==== AVAILABLE DATA

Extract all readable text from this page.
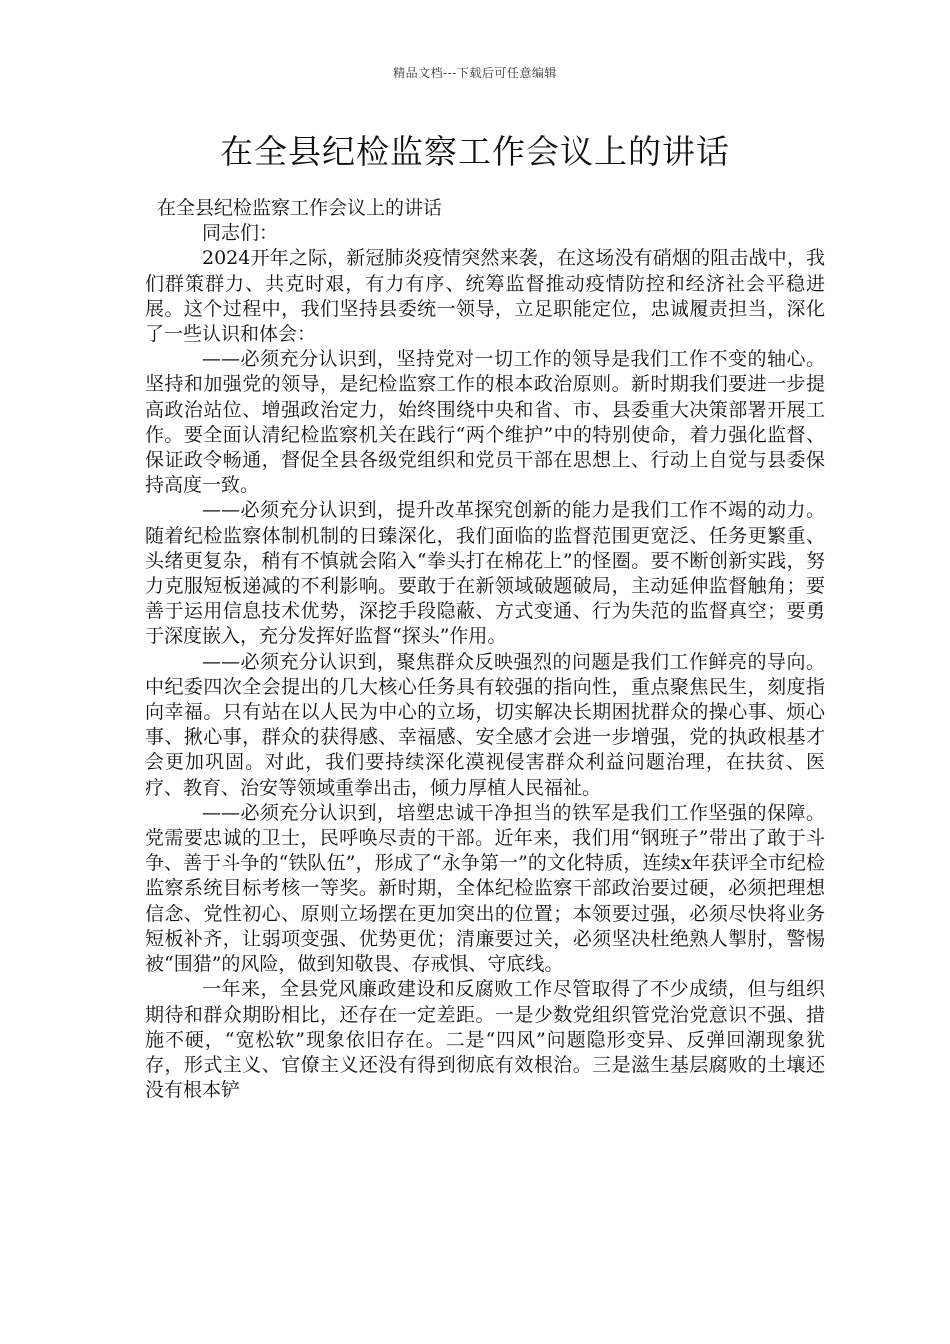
精品文档---下载后可任意编辑
在全县纪检监察工作会议上的讲话

在全县纪检监察工作会议上的讲话

同志们：

2024开年之际，新冠肺炎疫情突然来袭，在这场没有硝烟的阻击战中，我们群策群力、共克时艰，有力有序、统筹监督推动疫情防控和经济社会平稳进展。这个过程中，我们坚持县委统一领导，立足职能定位，忠诚履责担当，深化了一些认识和体会：

——必须充分认识到，坚持党对一切工作的领导是我们工作不变的轴心。坚持和加强党的领导，是纪检监察工作的根本政治原则。新时期我们要进一步提高政治站位、增强政治定力，始终围绕中央和省、市、县委重大决策部署开展工作。要全面认清纪检监察机关在践行“两个维护”中的特别使命，着力强化监督、保证政令畅通，督促全县各级党组织和党员干部在思想上、行动上自觉与县委保持高度一致。

——必须充分认识到，提升改革探究创新的能力是我们工作不竭的动力。随着纪检监察体制机制的日臻深化，我们面临的监督范围更宽泛、任务更繁重、头绪更复杂，稍有不慎就会陷入“拳头打在棉花上”的怪圈。要不断创新实践，努力克服短板递减的不利影响。要敢于在新领域破题破局，主动延伸监督触角；要善于运用信息技术优势，深挖手段隐蔽、方式变通、行为失范的监督真空；要勇于深度嵌入，充分发挥好监督“探头”作用。

——必须充分认识到，聚焦群众反映强烈的问题是我们工作鲜亮的导向。中纪委四次全会提出的几大核心任务具有较强的指向性，重点聚焦民生，刻度指向幸福。只有站在以人民为中心的立场，切实解决长期困扰群众的操心事、烦心事、揪心事，群众的获得感、幸福感、安全感才会进一步增强，党的执政根基才会更加巩固。对此，我们要持续深化漠视侵害群众利益问题治理，在扶贫、医疗、教育、治安等领域重拳出击，倾力厚植人民福祉。

——必须充分认识到，培塑忠诚干净担当的铁军是我们工作坚强的保障。党需要忠诚的卫士，民呼唤尽责的干部。近年来，我们用“钢班子”带出了敢于斗争、善于斗争的“铁队伍”，形成了“永争第一”的文化特质，连续x年获评全市纪检监察系统目标考核一等奖。新时期，全体纪检监察干部政治要过硬，必须把理想信念、党性初心、原则立场摆在更加突出的位置；本领要过强，必须尽快将业务短板补齐，让弱项变强、优势更优；清廉要过关，必须坚决杜绝熟人掣肘，警惕被“围猎”的风险，做到知敬畏、存戒惧、守底线。

一年来，全县党风廉政建设和反腐败工作尽管取得了不少成绩，但与组织期待和群众期盼相比，还存在一定差距。一是少数党组织管党治党意识不强、措施不硬，“宽松软”现象依旧存在。二是“四风”问题隐形变异、反弹回潮现象犹存，形式主义、官僚主义还没有得到彻底有效根治。三是滋生基层腐败的土壤还没有根本铲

========

**REQUIREMENTS**
Every record must be copied exactly, with the pictures left out.

**ANSWER TO THE TASK**
Extract all readable text from this page.
精品文档---下载后可任意编辑
在全县纪检监察工作会议上的讲话

在全县纪检监察工作会议上的讲话

同志们：

2024开年之际，新冠肺炎疫情突然来袭，在这场没有硝烟的阻击战中，我们群策群力、共克时艰，有力有序、统筹监督推动疫情防控和经济社会平稳进展。这个过程中，我们坚持县委统一领导，立足职能定位，忠诚履责担当，深化了一些认识和体会：

——必须充分认识到，坚持党对一切工作的领导是我们工作不变的轴心。坚持和加强党的领导，是纪检监察工作的根本政治原则。新时期我们要进一步提高政治站位、增强政治定力，始终围绕中央和省、市、县委重大决策部署开展工作。要全面认清纪检监察机关在践行“两个维护”中的特别使命，着力强化监督、保证政令畅通，督促全县各级党组织和党员干部在思想上、行动上自觉与县委保持高度一致。

——必须充分认识到，提升改革探究创新的能力是我们工作不竭的动力。随着纪检监察体制机制的日臻深化，我们面临的监督范围更宽泛、任务更繁重、头绪更复杂，稍有不慎就会陷入“拳头打在棉花上”的怪圈。要不断创新实践，努力克服短板递减的不利影响。要敢于在新领域破题破局，主动延伸监督触角；要善于运用信息技术优势，深挖手段隐蔽、方式变通、行为失范的监督真空；要勇于深度嵌入，充分发挥好监督“探头”作用。

——必须充分认识到，聚焦群众反映强烈的问题是我们工作鲜亮的导向。中纪委四次全会提出的几大核心任务具有较强的指向性，重点聚焦民生，刻度指向幸福。只有站在以人民为中心的立场，切实解决长期困扰群众的操心事、烦心事、揪心事，群众的获得感、幸福感、安全感才会进一步增强，党的执政根基才会更加巩固。对此，我们要持续深化漠视侵害群众利益问题治理，在扶贫、医疗、教育、治安等领域重拳出击，倾力厚植人民福祉。

——必须充分认识到，培塑忠诚干净担当的铁军是我们工作坚强的保障。党需要忠诚的卫士，民呼唤尽责的干部。近年来，我们用“钢班子”带出了敢于斗争、善于斗争的“铁队伍”，形成了“永争第一”的文化特质，连续x年获评全市纪检监察系统目标考核一等奖。新时期，全体纪检监察干部政治要过硬，必须把理想信念、党性初心、原则立场摆在更加突出的位置；本领要过强，必须尽快将业务短板补齐，让弱项变强、优势更优；清廉要过关，必须坚决杜绝熟人掣肘，警惕被“围猎”的风险，做到知敬畏、存戒惧、守底线。

一年来，全县党风廉政建设和反腐败工作尽管取得了不少成绩，但与组织期待和群众期盼相比，还存在一定差距。一是少数党组织管党治党意识不强、措施不硬，“宽松软”现象依旧存在。二是“四风”问题隐形变异、反弹回潮现象犹存，形式主义、官僚主义还没有得到彻底有效根治。三是滋生基层腐败的土壤还没有根本铲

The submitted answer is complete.